(Dataset rows)
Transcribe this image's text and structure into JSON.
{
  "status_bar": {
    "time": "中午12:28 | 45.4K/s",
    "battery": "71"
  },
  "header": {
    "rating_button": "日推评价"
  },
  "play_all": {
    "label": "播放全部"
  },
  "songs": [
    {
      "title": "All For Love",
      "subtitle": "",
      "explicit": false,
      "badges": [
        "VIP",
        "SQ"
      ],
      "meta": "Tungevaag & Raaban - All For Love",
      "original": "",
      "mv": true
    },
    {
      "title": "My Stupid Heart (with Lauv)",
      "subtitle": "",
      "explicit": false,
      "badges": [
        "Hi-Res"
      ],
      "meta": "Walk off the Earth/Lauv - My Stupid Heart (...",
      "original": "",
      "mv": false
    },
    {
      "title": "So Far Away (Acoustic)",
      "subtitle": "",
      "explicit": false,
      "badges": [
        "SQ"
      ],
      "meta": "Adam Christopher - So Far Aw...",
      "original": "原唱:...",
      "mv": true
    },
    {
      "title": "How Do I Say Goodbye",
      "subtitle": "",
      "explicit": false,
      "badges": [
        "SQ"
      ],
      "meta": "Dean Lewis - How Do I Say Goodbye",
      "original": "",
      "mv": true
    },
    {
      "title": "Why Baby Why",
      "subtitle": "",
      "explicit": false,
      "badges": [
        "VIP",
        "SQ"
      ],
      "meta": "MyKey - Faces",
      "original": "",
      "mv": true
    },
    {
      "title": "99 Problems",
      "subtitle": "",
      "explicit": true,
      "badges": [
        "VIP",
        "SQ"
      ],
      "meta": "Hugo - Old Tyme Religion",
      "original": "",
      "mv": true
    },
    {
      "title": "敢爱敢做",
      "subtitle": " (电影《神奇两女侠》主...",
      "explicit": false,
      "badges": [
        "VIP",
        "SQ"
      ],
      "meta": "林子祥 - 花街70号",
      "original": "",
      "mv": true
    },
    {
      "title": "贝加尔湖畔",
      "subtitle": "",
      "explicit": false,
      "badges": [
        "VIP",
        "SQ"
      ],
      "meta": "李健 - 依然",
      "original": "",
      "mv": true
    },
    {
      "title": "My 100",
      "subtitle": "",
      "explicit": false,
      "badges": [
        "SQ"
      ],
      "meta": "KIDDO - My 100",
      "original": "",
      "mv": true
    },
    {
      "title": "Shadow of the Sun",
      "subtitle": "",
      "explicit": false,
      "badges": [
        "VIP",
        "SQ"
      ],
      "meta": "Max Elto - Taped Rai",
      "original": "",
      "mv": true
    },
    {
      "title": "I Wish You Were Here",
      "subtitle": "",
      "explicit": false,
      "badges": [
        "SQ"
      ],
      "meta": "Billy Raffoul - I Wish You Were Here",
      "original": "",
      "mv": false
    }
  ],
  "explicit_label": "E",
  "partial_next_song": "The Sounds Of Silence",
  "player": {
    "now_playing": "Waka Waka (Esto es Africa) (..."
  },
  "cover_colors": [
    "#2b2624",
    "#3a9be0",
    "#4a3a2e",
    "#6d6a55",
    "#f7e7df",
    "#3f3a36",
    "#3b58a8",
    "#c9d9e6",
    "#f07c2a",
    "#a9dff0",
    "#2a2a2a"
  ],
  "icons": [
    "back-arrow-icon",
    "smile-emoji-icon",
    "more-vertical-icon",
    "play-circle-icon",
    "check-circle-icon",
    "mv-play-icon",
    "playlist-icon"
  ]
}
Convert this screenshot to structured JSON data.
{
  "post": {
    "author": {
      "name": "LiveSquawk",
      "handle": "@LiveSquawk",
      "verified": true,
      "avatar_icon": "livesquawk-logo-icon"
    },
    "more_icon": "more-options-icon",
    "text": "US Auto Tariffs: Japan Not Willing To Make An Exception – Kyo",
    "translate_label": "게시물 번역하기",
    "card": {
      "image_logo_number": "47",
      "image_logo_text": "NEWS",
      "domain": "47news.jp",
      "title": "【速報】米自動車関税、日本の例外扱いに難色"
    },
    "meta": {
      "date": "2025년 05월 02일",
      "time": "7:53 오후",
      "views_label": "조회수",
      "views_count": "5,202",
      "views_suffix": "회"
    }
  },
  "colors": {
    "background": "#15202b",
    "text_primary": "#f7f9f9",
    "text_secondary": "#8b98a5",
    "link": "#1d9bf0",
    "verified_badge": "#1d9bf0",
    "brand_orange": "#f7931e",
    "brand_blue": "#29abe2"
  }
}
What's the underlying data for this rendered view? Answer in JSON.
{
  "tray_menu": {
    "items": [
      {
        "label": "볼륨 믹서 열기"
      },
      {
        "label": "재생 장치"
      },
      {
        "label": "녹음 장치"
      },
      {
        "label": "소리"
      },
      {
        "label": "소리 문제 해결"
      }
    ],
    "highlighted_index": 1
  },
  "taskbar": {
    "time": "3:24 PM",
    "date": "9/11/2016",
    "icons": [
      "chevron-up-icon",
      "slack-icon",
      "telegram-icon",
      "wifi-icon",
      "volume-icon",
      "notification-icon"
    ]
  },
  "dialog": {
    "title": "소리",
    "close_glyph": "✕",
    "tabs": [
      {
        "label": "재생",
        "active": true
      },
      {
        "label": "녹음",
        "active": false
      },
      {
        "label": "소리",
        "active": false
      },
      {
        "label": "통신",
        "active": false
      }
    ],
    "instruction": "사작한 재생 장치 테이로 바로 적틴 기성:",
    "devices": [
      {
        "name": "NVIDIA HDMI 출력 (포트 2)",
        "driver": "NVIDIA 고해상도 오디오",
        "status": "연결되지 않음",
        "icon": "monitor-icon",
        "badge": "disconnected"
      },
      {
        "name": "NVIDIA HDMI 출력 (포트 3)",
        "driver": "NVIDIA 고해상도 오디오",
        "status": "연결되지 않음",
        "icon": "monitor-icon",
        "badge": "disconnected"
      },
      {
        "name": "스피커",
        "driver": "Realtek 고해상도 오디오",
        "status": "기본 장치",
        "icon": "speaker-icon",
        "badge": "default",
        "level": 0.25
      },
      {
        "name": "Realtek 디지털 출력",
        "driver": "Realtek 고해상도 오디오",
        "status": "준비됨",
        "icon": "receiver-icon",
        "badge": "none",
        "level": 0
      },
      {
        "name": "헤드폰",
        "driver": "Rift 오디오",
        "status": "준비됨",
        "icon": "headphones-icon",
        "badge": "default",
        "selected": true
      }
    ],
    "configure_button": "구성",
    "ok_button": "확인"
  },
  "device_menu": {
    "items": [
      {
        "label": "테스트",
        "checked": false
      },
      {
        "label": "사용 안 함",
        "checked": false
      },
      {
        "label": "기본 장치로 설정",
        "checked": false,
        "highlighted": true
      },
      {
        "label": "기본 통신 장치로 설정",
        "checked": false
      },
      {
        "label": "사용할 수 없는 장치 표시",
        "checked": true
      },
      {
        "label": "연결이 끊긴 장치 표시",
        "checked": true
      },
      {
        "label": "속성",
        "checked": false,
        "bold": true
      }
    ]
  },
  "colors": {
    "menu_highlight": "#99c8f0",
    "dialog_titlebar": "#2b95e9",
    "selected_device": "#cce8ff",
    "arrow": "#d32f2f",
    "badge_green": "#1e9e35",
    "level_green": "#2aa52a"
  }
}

§ **Given exercise**
Reply with nothing except the number of lines in the listing above that include the string "Were".

§ **Solution to this exercise**
2